_Written request:_ Provide the records once more, identical to the original.

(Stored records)
::::::

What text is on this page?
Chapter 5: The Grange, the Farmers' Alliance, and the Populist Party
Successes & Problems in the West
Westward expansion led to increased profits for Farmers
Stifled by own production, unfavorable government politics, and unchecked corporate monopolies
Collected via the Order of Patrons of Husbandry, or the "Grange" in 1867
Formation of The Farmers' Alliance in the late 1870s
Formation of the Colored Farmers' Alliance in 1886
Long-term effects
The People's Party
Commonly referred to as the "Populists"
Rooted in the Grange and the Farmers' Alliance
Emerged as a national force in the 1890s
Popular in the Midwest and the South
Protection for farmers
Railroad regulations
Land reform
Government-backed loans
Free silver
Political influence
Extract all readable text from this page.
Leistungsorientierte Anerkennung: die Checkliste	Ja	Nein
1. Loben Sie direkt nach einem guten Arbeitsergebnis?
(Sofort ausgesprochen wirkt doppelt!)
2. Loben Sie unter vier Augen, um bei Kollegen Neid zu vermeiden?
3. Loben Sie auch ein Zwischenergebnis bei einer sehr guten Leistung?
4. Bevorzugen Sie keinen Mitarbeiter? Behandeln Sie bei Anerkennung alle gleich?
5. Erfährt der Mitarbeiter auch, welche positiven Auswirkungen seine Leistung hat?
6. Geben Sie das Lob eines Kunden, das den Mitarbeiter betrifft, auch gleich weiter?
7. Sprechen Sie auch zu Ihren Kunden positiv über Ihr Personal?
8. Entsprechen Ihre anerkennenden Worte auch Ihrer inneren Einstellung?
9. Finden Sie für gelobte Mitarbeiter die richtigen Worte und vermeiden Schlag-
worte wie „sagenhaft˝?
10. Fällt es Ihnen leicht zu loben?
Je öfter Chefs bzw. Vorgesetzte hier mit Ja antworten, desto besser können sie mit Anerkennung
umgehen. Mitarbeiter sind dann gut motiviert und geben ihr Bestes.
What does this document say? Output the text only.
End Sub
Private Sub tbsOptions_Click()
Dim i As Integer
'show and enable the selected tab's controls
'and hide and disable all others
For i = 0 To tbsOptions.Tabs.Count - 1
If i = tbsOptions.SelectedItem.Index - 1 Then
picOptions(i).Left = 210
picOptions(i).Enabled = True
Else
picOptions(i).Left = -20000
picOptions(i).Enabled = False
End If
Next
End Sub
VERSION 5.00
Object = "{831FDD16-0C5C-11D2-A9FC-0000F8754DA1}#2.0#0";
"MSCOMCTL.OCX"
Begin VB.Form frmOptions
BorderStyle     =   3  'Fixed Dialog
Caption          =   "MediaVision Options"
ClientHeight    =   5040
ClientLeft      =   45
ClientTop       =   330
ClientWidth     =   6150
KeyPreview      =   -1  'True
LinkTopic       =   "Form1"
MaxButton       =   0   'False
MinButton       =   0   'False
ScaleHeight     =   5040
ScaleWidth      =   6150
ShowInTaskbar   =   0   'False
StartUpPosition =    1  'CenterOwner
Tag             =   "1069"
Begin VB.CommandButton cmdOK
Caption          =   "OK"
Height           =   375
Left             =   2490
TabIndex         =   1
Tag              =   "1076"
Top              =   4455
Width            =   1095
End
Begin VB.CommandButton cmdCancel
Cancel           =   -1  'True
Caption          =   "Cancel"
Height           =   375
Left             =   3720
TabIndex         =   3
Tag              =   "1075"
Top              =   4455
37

::::::

_Solution to the exercise:_
What text is on this page?
Chapter 5: The Grange, the Farmers' Alliance, and the Populist Party
Successes & Problems in the West
Westward expansion led to increased profits for Farmers
Stifled by own production, unfavorable government politics, and unchecked corporate monopolies
Collected via the Order of Patrons of Husbandry, or the "Grange" in 1867
Formation of The Farmers' Alliance in the late 1870s
Formation of the Colored Farmers' Alliance in 1886
Long-term effects
The People's Party
Commonly referred to as the "Populists"
Rooted in the Grange and the Farmers' Alliance
Emerged as a national force in the 1890s
Popular in the Midwest and the South
Protection for farmers
Railroad regulations
Land reform
Government-backed loans
Free silver
Political influence
Extract all readable text from this page.
Leistungsorientierte Anerkennung: die Checkliste	Ja	Nein
1. Loben Sie direkt nach einem guten Arbeitsergebnis?
(Sofort ausgesprochen wirkt doppelt!)
2. Loben Sie unter vier Augen, um bei Kollegen Neid zu vermeiden?
3. Loben Sie auch ein Zwischenergebnis bei einer sehr guten Leistung?
4. Bevorzugen Sie keinen Mitarbeiter? Behandeln Sie bei Anerkennung alle gleich?
5. Erfährt der Mitarbeiter auch, welche positiven Auswirkungen seine Leistung hat?
6. Geben Sie das Lob eines Kunden, das den Mitarbeiter betrifft, auch gleich weiter?
7. Sprechen Sie auch zu Ihren Kunden positiv über Ihr Personal?
8. Entsprechen Ihre anerkennenden Worte auch Ihrer inneren Einstellung?
9. Finden Sie für gelobte Mitarbeiter die richtigen Worte und vermeiden Schlag-
worte wie „sagenhaft˝?
10. Fällt es Ihnen leicht zu loben?
Je öfter Chefs bzw. Vorgesetzte hier mit Ja antworten, desto besser können sie mit Anerkennung
umgehen. Mitarbeiter sind dann gut motiviert und geben ihr Bestes.
What does this document say? Output the text only.
End Sub
Private Sub tbsOptions_Click()
Dim i As Integer
'show and enable the selected tab's controls
'and hide and disable all others
For i = 0 To tbsOptions.Tabs.Count - 1
If i = tbsOptions.SelectedItem.Index - 1 Then
picOptions(i).Left = 210
picOptions(i).Enabled = True
Else
picOptions(i).Left = -20000
picOptions(i).Enabled = False
End If
Next
End Sub
VERSION 5.00
Object = "{831FDD16-0C5C-11D2-A9FC-0000F8754DA1}#2.0#0";
"MSCOMCTL.OCX"
Begin VB.Form frmOptions
BorderStyle     =   3  'Fixed Dialog
Caption          =   "MediaVision Options"
ClientHeight    =   5040
ClientLeft      =   45
ClientTop       =   330
ClientWidth     =   6150
KeyPreview      =   -1  'True
LinkTopic       =   "Form1"
MaxButton       =   0   'False
MinButton       =   0   'False
ScaleHeight     =   5040
ScaleWidth      =   6150
ShowInTaskbar   =   0   'False
StartUpPosition =    1  'CenterOwner
Tag             =   "1069"
Begin VB.CommandButton cmdOK
Caption          =   "OK"
Height           =   375
Left             =   2490
TabIndex         =   1
Tag              =   "1076"
Top              =   4455
Width            =   1095
End
Begin VB.CommandButton cmdCancel
Cancel           =   -1  'True
Caption          =   "Cancel"
Height           =   375
Left             =   3720
TabIndex         =   3
Tag              =   "1075"
Top              =   4455
37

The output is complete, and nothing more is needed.